Leave out the images; return the rest of the data exactly.

[Records excerpted from a collection]
══════════
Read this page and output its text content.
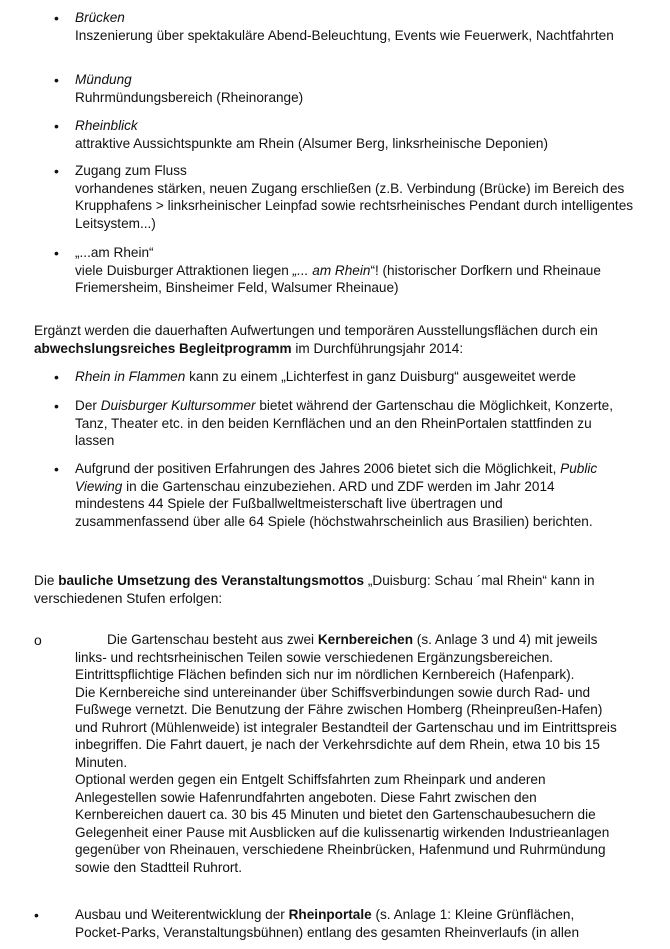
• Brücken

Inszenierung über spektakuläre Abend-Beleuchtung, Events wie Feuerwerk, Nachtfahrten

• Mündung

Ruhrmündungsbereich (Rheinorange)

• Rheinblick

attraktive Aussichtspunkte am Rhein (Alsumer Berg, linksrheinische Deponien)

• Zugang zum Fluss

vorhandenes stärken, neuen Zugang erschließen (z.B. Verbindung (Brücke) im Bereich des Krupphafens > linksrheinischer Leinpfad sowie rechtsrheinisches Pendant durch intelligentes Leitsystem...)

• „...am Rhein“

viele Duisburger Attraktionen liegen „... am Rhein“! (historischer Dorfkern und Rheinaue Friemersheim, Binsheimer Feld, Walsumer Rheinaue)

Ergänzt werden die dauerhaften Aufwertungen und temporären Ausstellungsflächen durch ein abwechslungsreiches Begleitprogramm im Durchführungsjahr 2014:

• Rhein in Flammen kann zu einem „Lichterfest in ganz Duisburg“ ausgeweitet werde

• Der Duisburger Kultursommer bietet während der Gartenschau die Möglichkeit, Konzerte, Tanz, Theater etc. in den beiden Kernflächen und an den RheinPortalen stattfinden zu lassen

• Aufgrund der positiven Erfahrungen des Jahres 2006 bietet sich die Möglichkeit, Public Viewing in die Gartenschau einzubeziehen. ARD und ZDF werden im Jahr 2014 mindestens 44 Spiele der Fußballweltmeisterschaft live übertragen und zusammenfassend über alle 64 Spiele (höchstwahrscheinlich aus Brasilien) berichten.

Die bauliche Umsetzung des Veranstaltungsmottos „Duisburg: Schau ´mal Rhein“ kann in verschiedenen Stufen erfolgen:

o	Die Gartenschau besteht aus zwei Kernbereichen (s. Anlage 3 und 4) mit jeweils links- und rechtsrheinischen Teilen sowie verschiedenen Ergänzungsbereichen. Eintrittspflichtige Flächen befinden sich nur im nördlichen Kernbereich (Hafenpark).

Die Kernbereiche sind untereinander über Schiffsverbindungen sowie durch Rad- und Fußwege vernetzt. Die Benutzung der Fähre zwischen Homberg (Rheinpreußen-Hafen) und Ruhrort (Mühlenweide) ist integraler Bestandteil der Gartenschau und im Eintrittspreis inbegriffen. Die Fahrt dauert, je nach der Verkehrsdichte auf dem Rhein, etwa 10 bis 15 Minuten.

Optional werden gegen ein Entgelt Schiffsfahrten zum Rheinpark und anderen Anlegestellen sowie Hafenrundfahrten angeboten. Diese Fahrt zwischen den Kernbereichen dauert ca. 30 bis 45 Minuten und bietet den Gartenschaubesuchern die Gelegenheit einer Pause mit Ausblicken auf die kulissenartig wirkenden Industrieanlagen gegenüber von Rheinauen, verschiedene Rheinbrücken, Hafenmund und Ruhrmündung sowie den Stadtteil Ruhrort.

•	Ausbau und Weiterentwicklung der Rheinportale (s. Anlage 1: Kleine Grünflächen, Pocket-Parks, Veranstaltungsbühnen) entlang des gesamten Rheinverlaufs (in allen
══════════
**The answer**:
Read this page and output its text content.
• Brücken

Inszenierung über spektakuläre Abend-Beleuchtung, Events wie Feuerwerk, Nachtfahrten

• Mündung

Ruhrmündungsbereich (Rheinorange)

• Rheinblick

attraktive Aussichtspunkte am Rhein (Alsumer Berg, linksrheinische Deponien)

• Zugang zum Fluss

vorhandenes stärken, neuen Zugang erschließen (z.B. Verbindung (Brücke) im Bereich des Krupphafens > linksrheinischer Leinpfad sowie rechtsrheinisches Pendant durch intelligentes Leitsystem...)

• „...am Rhein“

viele Duisburger Attraktionen liegen „... am Rhein“! (historischer Dorfkern und Rheinaue Friemersheim, Binsheimer Feld, Walsumer Rheinaue)

Ergänzt werden die dauerhaften Aufwertungen und temporären Ausstellungsflächen durch ein abwechslungsreiches Begleitprogramm im Durchführungsjahr 2014:

• Rhein in Flammen kann zu einem „Lichterfest in ganz Duisburg“ ausgeweitet werde

• Der Duisburger Kultursommer bietet während der Gartenschau die Möglichkeit, Konzerte, Tanz, Theater etc. in den beiden Kernflächen und an den RheinPortalen stattfinden zu lassen

• Aufgrund der positiven Erfahrungen des Jahres 2006 bietet sich die Möglichkeit, Public Viewing in die Gartenschau einzubeziehen. ARD und ZDF werden im Jahr 2014 mindestens 44 Spiele der Fußballweltmeisterschaft live übertragen und zusammenfassend über alle 64 Spiele (höchstwahrscheinlich aus Brasilien) berichten.

Die bauliche Umsetzung des Veranstaltungsmottos „Duisburg: Schau ´mal Rhein“ kann in verschiedenen Stufen erfolgen:

o	Die Gartenschau besteht aus zwei Kernbereichen (s. Anlage 3 und 4) mit jeweils links- und rechtsrheinischen Teilen sowie verschiedenen Ergänzungsbereichen. Eintrittspflichtige Flächen befinden sich nur im nördlichen Kernbereich (Hafenpark).

Die Kernbereiche sind untereinander über Schiffsverbindungen sowie durch Rad- und Fußwege vernetzt. Die Benutzung der Fähre zwischen Homberg (Rheinpreußen-Hafen) und Ruhrort (Mühlenweide) ist integraler Bestandteil der Gartenschau und im Eintrittspreis inbegriffen. Die Fahrt dauert, je nach der Verkehrsdichte auf dem Rhein, etwa 10 bis 15 Minuten.

Optional werden gegen ein Entgelt Schiffsfahrten zum Rheinpark und anderen Anlegestellen sowie Hafenrundfahrten angeboten. Diese Fahrt zwischen den Kernbereichen dauert ca. 30 bis 45 Minuten und bietet den Gartenschaubesuchern die Gelegenheit einer Pause mit Ausblicken auf die kulissenartig wirkenden Industrieanlagen gegenüber von Rheinauen, verschiedene Rheinbrücken, Hafenmund und Ruhrmündung sowie den Stadtteil Ruhrort.

•	Ausbau und Weiterentwicklung der Rheinportale (s. Anlage 1: Kleine Grünflächen, Pocket-Parks, Veranstaltungsbühnen) entlang des gesamten Rheinverlaufs (in allen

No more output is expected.